* _THE REQUEST_
Lay out the rows from the first one through the row that contains "header-price-display: $0.0000 (901, 11, 960, 32)" as a Markdown table with two columns, No and Content, holding each row's number and its text. Skip any blank lines.

* _STORED ROWS_
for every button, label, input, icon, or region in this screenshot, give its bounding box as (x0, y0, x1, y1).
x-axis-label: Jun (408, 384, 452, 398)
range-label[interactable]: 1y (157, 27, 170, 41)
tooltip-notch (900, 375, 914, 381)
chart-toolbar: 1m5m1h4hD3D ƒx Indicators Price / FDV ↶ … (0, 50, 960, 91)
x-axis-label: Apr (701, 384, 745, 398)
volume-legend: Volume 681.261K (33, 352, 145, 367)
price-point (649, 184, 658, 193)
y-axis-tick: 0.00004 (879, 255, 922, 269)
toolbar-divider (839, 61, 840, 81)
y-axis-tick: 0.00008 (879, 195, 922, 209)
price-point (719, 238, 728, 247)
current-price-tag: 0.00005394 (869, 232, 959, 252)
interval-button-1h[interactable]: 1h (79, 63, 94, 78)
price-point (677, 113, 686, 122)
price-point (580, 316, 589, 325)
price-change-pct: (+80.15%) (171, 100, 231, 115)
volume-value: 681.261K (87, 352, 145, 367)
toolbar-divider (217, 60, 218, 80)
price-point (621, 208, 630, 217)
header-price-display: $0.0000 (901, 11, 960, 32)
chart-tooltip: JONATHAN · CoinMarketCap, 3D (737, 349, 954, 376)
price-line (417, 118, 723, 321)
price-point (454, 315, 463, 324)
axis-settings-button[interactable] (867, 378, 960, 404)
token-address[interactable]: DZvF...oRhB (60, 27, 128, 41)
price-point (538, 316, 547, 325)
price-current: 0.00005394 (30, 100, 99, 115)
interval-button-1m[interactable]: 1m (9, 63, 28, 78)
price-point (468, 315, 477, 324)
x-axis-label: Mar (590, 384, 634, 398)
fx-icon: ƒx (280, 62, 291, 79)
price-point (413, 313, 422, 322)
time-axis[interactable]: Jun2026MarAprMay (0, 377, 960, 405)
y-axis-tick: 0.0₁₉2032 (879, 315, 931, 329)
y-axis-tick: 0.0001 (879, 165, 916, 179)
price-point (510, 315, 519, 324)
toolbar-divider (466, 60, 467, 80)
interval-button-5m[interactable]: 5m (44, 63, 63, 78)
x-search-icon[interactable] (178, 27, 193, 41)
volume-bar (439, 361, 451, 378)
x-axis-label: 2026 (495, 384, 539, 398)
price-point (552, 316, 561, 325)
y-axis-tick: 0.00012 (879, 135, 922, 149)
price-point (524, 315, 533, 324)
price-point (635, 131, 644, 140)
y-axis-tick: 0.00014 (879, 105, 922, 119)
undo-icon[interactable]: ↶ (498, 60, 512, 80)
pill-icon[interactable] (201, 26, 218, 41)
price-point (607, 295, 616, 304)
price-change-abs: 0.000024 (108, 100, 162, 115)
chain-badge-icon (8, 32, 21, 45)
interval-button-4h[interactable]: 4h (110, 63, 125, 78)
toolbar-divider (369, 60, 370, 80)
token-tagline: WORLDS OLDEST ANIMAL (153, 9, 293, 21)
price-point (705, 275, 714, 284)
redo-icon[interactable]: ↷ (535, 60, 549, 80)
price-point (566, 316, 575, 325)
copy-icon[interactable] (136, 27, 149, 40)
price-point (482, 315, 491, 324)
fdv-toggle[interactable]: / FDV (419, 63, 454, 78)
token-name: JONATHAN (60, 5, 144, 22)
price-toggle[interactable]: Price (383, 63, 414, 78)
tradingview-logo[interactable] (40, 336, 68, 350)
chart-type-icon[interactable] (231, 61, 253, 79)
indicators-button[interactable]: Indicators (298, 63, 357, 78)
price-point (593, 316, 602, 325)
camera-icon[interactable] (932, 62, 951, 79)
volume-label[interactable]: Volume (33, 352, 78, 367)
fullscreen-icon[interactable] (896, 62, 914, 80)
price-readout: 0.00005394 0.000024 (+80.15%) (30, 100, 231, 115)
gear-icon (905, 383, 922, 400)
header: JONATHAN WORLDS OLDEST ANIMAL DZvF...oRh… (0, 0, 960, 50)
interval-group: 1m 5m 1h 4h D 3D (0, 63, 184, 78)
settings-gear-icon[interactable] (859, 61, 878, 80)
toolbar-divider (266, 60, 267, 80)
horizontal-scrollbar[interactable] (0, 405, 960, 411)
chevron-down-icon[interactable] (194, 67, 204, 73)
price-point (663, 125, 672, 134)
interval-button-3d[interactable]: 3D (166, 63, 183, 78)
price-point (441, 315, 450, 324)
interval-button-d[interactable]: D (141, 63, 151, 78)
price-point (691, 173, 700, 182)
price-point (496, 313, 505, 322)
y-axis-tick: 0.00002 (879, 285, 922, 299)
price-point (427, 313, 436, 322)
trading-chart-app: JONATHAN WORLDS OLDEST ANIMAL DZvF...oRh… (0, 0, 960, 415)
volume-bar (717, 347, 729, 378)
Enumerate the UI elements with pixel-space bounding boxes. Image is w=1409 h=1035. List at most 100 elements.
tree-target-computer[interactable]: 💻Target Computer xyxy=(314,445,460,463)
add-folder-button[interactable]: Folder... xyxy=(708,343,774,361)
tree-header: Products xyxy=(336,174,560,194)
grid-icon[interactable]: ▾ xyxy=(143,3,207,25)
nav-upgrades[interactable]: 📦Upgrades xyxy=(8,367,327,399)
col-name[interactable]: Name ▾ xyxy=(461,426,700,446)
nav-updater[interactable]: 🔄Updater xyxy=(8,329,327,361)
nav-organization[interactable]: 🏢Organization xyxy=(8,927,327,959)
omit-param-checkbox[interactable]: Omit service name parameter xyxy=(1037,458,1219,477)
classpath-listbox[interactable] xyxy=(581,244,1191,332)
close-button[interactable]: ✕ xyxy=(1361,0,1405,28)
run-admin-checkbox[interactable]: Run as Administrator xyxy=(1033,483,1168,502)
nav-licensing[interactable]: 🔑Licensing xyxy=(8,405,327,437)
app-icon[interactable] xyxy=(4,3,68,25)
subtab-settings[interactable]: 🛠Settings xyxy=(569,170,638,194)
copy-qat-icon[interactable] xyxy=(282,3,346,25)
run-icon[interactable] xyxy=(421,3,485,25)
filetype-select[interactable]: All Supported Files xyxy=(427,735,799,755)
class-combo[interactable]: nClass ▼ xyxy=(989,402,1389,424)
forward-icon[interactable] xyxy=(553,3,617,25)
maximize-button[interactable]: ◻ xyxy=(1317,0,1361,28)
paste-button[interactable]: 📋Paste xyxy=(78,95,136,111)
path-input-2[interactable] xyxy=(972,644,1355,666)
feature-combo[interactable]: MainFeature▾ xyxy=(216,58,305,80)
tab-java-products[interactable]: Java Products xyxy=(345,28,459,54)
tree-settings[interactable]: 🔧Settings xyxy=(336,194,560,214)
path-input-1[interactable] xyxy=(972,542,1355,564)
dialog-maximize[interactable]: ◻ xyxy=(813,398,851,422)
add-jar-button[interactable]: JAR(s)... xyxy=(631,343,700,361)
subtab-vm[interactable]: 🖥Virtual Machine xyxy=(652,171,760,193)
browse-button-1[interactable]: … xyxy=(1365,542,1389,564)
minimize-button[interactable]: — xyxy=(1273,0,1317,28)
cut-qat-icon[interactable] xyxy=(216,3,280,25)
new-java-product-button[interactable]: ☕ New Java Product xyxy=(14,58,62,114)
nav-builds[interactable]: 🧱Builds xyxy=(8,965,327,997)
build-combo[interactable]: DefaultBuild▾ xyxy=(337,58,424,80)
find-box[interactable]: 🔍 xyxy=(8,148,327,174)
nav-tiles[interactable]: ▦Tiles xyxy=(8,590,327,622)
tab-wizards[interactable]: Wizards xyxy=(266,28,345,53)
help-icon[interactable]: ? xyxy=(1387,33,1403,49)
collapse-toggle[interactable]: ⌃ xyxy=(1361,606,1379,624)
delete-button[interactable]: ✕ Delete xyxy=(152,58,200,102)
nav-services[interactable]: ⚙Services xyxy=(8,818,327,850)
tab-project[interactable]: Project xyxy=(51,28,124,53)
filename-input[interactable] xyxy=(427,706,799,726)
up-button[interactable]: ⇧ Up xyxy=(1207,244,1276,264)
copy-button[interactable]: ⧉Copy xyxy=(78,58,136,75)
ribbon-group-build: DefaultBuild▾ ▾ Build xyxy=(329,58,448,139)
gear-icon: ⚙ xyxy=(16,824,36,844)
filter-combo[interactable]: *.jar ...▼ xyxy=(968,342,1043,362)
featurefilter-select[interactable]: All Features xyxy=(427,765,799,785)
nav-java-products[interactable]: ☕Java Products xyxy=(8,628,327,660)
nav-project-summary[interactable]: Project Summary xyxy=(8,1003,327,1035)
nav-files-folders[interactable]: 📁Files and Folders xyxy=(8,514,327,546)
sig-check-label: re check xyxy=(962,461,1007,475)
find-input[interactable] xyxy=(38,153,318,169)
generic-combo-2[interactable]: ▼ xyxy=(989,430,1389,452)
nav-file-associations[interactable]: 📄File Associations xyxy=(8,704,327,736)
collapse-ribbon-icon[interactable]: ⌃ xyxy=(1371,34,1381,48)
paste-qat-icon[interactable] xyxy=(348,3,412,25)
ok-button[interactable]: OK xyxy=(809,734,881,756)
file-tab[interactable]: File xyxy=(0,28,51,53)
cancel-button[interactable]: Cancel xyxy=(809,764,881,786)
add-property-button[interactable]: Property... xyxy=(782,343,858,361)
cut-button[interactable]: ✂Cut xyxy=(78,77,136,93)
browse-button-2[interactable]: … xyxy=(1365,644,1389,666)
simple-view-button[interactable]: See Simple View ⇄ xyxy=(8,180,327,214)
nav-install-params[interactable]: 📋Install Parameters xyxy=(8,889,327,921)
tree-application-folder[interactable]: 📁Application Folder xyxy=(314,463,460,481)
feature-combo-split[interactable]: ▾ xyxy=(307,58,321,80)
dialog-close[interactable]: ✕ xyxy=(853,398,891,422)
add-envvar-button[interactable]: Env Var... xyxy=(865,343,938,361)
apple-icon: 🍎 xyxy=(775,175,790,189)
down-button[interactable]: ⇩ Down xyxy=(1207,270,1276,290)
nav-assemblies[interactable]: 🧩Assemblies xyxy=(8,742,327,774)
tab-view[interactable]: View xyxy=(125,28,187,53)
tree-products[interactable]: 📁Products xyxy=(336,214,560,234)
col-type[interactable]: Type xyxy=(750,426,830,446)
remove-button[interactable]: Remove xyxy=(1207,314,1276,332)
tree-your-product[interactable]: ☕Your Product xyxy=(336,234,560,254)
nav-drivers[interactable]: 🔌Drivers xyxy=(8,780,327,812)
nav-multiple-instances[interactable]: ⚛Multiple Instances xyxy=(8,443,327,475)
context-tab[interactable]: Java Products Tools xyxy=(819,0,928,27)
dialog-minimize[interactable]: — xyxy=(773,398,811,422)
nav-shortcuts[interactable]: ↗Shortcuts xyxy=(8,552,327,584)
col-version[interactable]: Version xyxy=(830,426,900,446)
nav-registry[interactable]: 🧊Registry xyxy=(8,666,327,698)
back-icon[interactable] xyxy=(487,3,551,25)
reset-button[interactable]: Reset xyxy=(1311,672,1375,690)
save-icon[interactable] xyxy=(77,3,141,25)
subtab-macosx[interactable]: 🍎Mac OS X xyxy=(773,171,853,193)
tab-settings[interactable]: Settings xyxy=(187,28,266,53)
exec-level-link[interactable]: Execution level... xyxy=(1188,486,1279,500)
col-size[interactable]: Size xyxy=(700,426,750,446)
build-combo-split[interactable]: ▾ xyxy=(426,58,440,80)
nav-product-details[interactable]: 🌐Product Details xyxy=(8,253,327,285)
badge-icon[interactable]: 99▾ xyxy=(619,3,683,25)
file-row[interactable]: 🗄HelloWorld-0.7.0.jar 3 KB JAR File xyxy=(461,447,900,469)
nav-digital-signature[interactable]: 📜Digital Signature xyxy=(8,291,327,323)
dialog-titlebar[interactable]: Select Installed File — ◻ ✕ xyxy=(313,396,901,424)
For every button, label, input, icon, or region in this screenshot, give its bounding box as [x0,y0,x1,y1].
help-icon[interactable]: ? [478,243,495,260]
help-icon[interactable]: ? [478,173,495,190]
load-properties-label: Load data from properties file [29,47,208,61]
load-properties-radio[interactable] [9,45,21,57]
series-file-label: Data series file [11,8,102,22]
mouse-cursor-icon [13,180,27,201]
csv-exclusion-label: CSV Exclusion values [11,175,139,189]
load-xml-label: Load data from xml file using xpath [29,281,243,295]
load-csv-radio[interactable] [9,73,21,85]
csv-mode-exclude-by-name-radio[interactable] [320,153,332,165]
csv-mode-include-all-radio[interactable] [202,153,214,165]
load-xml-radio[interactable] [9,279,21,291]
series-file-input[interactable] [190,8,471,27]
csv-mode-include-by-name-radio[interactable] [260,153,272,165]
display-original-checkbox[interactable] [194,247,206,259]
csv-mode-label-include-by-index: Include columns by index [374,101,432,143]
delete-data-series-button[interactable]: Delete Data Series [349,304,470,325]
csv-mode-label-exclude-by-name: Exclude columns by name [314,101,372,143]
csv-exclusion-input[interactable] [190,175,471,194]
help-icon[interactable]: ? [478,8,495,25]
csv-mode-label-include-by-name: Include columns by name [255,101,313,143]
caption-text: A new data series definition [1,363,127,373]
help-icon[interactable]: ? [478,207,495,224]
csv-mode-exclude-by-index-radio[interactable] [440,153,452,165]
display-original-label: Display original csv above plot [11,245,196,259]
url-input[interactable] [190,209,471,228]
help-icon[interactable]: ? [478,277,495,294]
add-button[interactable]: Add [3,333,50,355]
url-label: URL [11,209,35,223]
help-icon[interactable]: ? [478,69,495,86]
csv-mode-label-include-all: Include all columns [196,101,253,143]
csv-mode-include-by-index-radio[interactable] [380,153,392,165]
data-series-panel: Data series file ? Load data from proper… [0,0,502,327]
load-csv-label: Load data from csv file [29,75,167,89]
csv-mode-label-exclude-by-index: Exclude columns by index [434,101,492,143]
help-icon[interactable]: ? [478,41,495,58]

* _FINISHED TASK_
| No | Content |
|---|---|
| 1 | for every button, label, input, icon, or region in this screenshot, give its bounding box as (x0, y0, x1, y1). |
| 2 | x-axis-label: Jun (408, 384, 452, 398) |
| 3 | range-label[interactable]: 1y (157, 27, 170, 41) |
| 4 | tooltip-notch (900, 375, 914, 381) |
| 5 | chart-toolbar: 1m5m1h4hD3D ƒx Indicators Price / FDV ↶ … (0, 50, 960, 91) |
| 6 | x-axis-label: Apr (701, 384, 745, 398) |
| 7 | volume-legend: Volume 681.261K (33, 352, 145, 367) |
| 8 | price-point (649, 184, 658, 193) |
| 9 | y-axis-tick: 0.00004 (879, 255, 922, 269) |
| 10 | toolbar-divider (839, 61, 840, 81) |
| 11 | y-axis-tick: 0.00008 (879, 195, 922, 209) |
| 12 | price-point (719, 238, 728, 247) |
| 13 | current-price-tag: 0.00005394 (869, 232, 959, 252) |
| 14 | interval-button-1h[interactable]: 1h (79, 63, 94, 78) |
| 15 | price-point (677, 113, 686, 122) |
| 16 | price-point (580, 316, 589, 325) |
| 17 | price-change-pct: (+80.15%) (171, 100, 231, 115) |
| 18 | volume-value: 681.261K (87, 352, 145, 367) |
| 19 | toolbar-divider (217, 60, 218, 80) |
| 20 | price-point (621, 208, 630, 217) |
| 21 | header-price-display: $0.0000 (901, 11, 960, 32) |